— START Provided records —

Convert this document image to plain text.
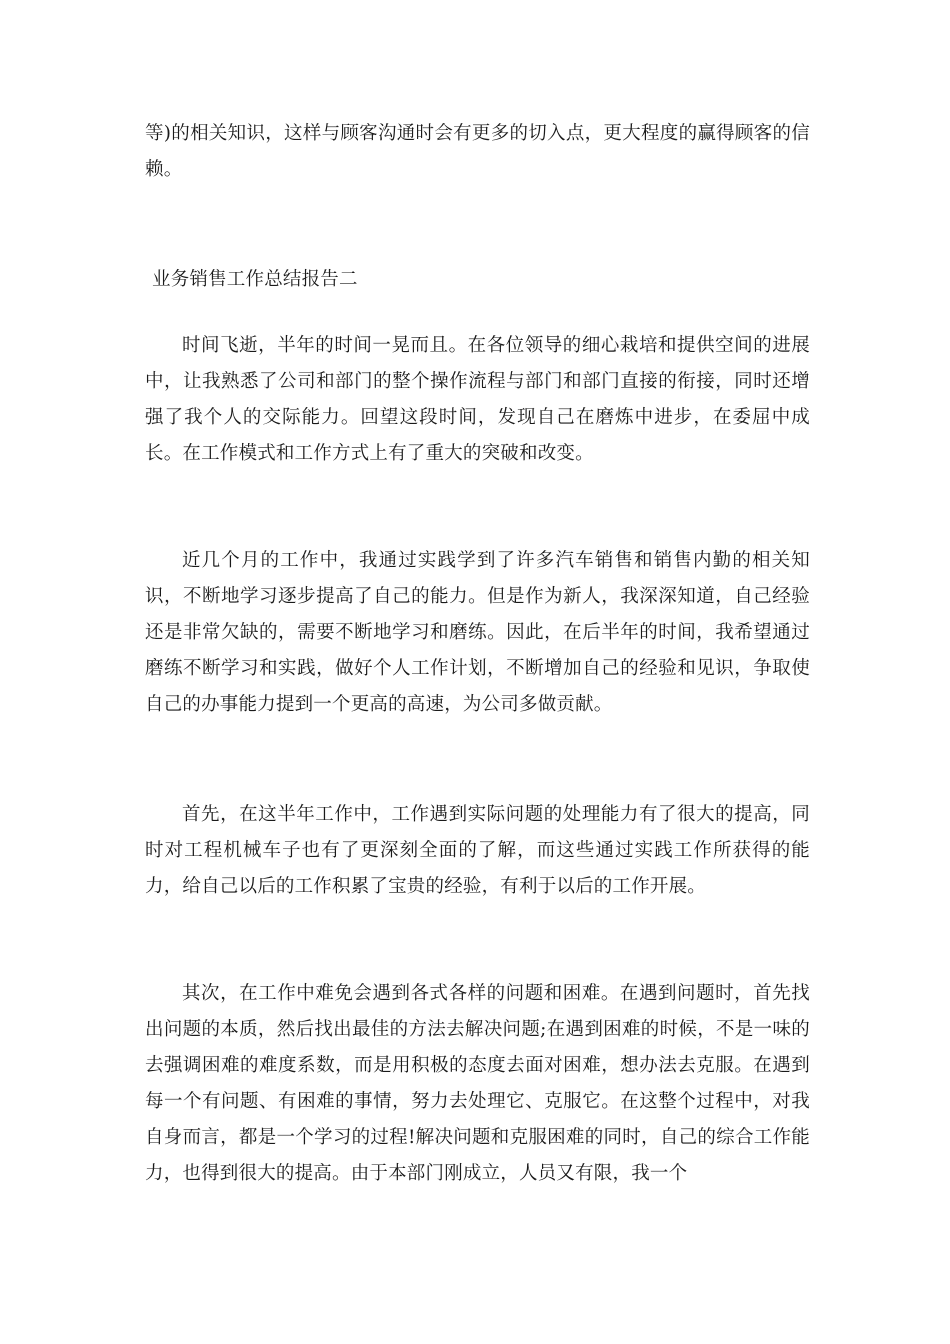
等)的相关知识，这样与顾客沟通时会有更多的切入点，更大程度的赢得顾客的信赖。

业务销售工作总结报告二

时间飞逝，半年的时间一晃而且。在各位领导的细心栽培和提供空间的进展中，让我熟悉了公司和部门的整个操作流程与部门和部门直接的衔接，同时还增强了我个人的交际能力。回望这段时间，发现自己在磨炼中进步，在委屈中成长。在工作模式和工作方式上有了重大的突破和改变。

近几个月的工作中，我通过实践学到了许多汽车销售和销售内勤的相关知识，不断地学习逐步提高了自己的能力。但是作为新人，我深深知道，自己经验还是非常欠缺的，需要不断地学习和磨练。因此，在后半年的时间，我希望通过磨练不断学习和实践，做好个人工作计划，不断增加自己的经验和见识，争取使自己的办事能力提到一个更高的高速，为公司多做贡献。

首先，在这半年工作中，工作遇到实际问题的处理能力有了很大的提高，同时对工程机械车子也有了更深刻全面的了解，而这些通过实践工作所获得的能力，给自己以后的工作积累了宝贵的经验，有利于以后的工作开展。

其次，在工作中难免会遇到各式各样的问题和困难。在遇到问题时，首先找出问题的本质，然后找出最佳的方法去解决问题;在遇到困难的时候，不是一味的去强调困难的难度系数，而是用积极的态度去面对困难，想办法去克服。在遇到每一个有问题、有困难的事情，努力去处理它、克服它。在这整个过程中，对我自身而言，都是一个学习的过程!解决问题和克服困难的同时，自己的综合工作能力，也得到很大的提高。由于本部门刚成立，人员又有限，我一个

— END Provided records —

Copy the data word for word. Pictures do not go in the copy.

Response for this exercise:
Convert this document image to plain text.
等)的相关知识，这样与顾客沟通时会有更多的切入点，更大程度的赢得顾客的信赖。

业务销售工作总结报告二

时间飞逝，半年的时间一晃而且。在各位领导的细心栽培和提供空间的进展中，让我熟悉了公司和部门的整个操作流程与部门和部门直接的衔接，同时还增强了我个人的交际能力。回望这段时间，发现自己在磨炼中进步，在委屈中成长。在工作模式和工作方式上有了重大的突破和改变。

近几个月的工作中，我通过实践学到了许多汽车销售和销售内勤的相关知识，不断地学习逐步提高了自己的能力。但是作为新人，我深深知道，自己经验还是非常欠缺的，需要不断地学习和磨练。因此，在后半年的时间，我希望通过磨练不断学习和实践，做好个人工作计划，不断增加自己的经验和见识，争取使自己的办事能力提到一个更高的高速，为公司多做贡献。

首先，在这半年工作中，工作遇到实际问题的处理能力有了很大的提高，同时对工程机械车子也有了更深刻全面的了解，而这些通过实践工作所获得的能力，给自己以后的工作积累了宝贵的经验，有利于以后的工作开展。

其次，在工作中难免会遇到各式各样的问题和困难。在遇到问题时，首先找出问题的本质，然后找出最佳的方法去解决问题;在遇到困难的时候，不是一味的去强调困难的难度系数，而是用积极的态度去面对困难，想办法去克服。在遇到每一个有问题、有困难的事情，努力去处理它、克服它。在这整个过程中，对我自身而言，都是一个学习的过程!解决问题和克服困难的同时，自己的综合工作能力，也得到很大的提高。由于本部门刚成立，人员又有限，我一个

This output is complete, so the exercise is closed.